提示文:
■ ■ ■

◆もし、最後の手紙が届いていたなら――


そして最後の手紙(創作)――舞台ではこう伝えられました。

「この度は長い間便りもせずご無沙汰に過ぎ 誠に申し訳ありません。補給も滞り糧秣も弾薬も 底をついてまいりました。正巳、タミ、皆様は元気でお過ごしでしょうか。郵便も中止となるようです。これが最後の手紙になるかもしれません。母上よりのお守り様 お守り入れにいれました」

1944年7月7日、邦生さんは太ももに砲弾を受け、25歳の若さで命を落としました。
森温子さん「(祖母が手紙を保管していたのは)戦死した子供を思う母の気持ちですもんね。ほんとに大事にしていたんだと思います」

■ ■ ■

指示内容 1:
邦生さんの最後の手紙についての文章をもとに、次の問いに答えてください。
(a) 邦生さんが命を落としたのは何年何月何日か。
(b) 手紙の中で、「母上よりのお守り様」は何に入れたと書かれているか。
(c) 森温子さんは、祖母が手紙を保管していたのはどのような気持ちからだと述べているか。
指示内容 2:
邦生さんの最後の手紙についての文章を、最後の文の後から書き継いでください。
この後に続く項目は、邦生さんの最後の手紙についての文章とは別の資料です。

■ ■ ■

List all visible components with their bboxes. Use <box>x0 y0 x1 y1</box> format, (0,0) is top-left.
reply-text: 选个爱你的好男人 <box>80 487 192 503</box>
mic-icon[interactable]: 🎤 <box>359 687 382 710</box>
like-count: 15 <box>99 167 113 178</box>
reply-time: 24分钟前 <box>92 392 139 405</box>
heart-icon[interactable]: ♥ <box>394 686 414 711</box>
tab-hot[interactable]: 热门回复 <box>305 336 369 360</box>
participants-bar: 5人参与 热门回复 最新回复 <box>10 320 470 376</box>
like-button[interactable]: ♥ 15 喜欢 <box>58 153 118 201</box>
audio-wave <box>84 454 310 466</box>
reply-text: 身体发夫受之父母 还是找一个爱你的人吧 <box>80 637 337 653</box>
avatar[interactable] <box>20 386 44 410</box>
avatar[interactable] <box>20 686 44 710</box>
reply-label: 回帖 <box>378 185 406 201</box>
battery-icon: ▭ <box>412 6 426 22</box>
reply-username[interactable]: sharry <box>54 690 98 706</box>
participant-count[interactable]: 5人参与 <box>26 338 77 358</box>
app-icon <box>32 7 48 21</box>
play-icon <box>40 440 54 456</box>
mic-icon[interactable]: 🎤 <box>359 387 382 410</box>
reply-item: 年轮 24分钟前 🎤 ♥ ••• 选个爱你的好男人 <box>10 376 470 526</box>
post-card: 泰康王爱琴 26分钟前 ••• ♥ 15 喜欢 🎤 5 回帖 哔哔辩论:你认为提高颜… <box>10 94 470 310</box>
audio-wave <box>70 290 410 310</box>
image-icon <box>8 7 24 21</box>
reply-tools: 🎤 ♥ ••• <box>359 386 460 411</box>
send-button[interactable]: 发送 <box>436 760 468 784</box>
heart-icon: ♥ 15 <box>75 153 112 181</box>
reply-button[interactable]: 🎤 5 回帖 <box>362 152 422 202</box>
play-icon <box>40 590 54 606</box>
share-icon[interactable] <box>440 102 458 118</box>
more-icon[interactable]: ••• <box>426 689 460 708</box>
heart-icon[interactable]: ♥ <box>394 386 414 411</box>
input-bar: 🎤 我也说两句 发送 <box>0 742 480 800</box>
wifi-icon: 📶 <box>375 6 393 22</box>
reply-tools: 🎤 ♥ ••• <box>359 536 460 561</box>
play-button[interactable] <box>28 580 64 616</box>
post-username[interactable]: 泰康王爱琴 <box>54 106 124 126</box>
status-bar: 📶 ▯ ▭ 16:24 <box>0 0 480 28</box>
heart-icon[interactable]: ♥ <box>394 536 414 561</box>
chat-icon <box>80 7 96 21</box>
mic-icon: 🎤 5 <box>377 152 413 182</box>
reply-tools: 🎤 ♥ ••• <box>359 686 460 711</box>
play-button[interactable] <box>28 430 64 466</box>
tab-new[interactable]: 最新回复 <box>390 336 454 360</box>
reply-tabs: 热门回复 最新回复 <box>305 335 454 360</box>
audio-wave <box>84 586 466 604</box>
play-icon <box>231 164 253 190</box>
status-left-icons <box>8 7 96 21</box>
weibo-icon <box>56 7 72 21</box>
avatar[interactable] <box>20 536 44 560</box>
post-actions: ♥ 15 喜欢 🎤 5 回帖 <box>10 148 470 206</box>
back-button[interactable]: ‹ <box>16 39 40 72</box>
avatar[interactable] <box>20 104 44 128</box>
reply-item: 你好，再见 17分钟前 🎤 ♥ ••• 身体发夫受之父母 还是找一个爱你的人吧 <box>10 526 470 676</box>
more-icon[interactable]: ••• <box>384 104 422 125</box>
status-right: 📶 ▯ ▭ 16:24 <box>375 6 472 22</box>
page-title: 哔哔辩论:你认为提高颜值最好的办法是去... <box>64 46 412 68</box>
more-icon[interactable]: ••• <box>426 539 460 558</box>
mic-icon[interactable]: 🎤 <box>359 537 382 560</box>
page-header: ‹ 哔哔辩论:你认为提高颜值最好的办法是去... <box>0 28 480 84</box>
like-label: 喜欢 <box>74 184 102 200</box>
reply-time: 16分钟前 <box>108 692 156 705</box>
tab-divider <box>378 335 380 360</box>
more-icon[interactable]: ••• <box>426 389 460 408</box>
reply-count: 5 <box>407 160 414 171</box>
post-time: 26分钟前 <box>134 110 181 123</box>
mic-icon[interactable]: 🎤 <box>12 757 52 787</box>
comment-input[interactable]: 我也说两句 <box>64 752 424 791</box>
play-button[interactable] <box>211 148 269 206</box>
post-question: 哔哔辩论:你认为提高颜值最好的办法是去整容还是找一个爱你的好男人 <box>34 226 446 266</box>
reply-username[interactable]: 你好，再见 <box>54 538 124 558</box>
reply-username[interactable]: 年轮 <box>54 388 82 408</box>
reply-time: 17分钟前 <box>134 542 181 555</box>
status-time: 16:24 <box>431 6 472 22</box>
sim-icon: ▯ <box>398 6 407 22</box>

■ ■ ■

回答 1:
(a) 1944年7月7日
(b) お守り入れ
(c) 戦死した子供を思う母の気持ち

回答 2:
◆野坂昭如『戦争童話集』も朗読

9日の舞台では、邦生さんの手紙と、作家の野坂昭如さんが戦争で傷ついた人々を描いた童話集が朗読されました。かつて役者だった温子さんも約40年ぶりに舞台に立ちました。

「ミズミズ、どんどん薄れる意識の中で、お母さんははなお念じつづけ、それにつれて、血は盛んに吹き出し、満遍なくカッちゃんをおおいつくしました。」(戦争童話集「凧になったお母さんより」)
「戦争の悲惨さを後世に伝えたい」。森さんの思いに賛同した音楽家や役者仲間も、舞台に立ちました。

来場者「いろんな視点というか、今まで聞いてきた戦争の話と、1人にスポットを当てた話で、感慨深いというか、非常に聞いていて胸にくる話だったな、と」「戦争があったら大変だなと思いました。平和な国がいいです」
森温子さん「こういうことは、どんどん語り継がないといけないなって。私は、今のメンバーとこういう形でやっていきたいな。それが見えたことがうれしいですね」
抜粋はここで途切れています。